EXERCISE OBJECTIVE: Find the string "subtitle" in the records. Copy every line it appears in.

┌─ MATERIAL PROVIDED

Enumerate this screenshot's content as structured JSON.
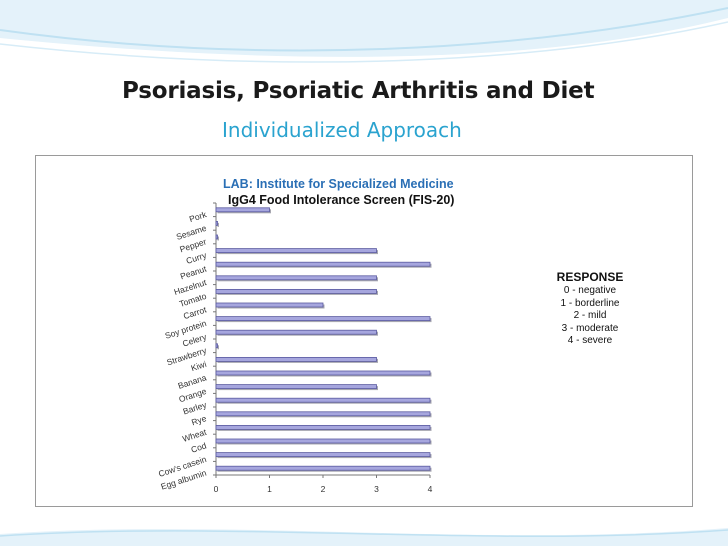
{
  "slide": {
    "title": "Psoriasis, Psoriatic Arthritis and Diet",
    "subtitle": "Individualized Approach",
    "colors": {
      "title": "#1a1a1a",
      "subtitle": "#2aa3cf",
      "wave": "#cfe8f5",
      "bar_fill": "#a6a6de",
      "bar_edge": "#5a5aa0"
    }
  },
  "chart_data": {
    "type": "bar",
    "orientation": "horizontal",
    "title": "LAB: Institute for Specialized Medicine",
    "subtitle": "IgG4 Food Intolerance Screen (FIS-20)",
    "categories": [
      "Pork",
      "Sesame",
      "Pepper",
      "Curry",
      "Peanut",
      "Hazelnut",
      "Tomato",
      "Carrot",
      "Soy protein",
      "Celery",
      "Strawberry",
      "Kiwi",
      "Banana",
      "Orange",
      "Barley",
      "Rye",
      "Wheat",
      "Cod",
      "Cow's casein",
      "Egg albumin"
    ],
    "values": [
      1,
      0,
      0,
      3,
      4,
      3,
      3,
      2,
      4,
      3,
      0,
      3,
      4,
      3,
      4,
      4,
      4,
      4,
      4,
      4
    ],
    "xlim": [
      0,
      4
    ],
    "xticks": [
      "0",
      "1",
      "2",
      "3",
      "4"
    ],
    "grid": false,
    "legend": {
      "position": "right",
      "title": "RESPONSE",
      "items": [
        "0 - negative",
        "1 - borderline",
        "2 - mild",
        "3 - moderate",
        "4 - severe"
      ]
    }
  }
}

└─

TASK RESPONSE:
    "subtitle": "Individualized Approach",
      "subtitle": "#2aa3cf",
    "subtitle": "IgG4 Food Intolerance Screen (FIS-20)",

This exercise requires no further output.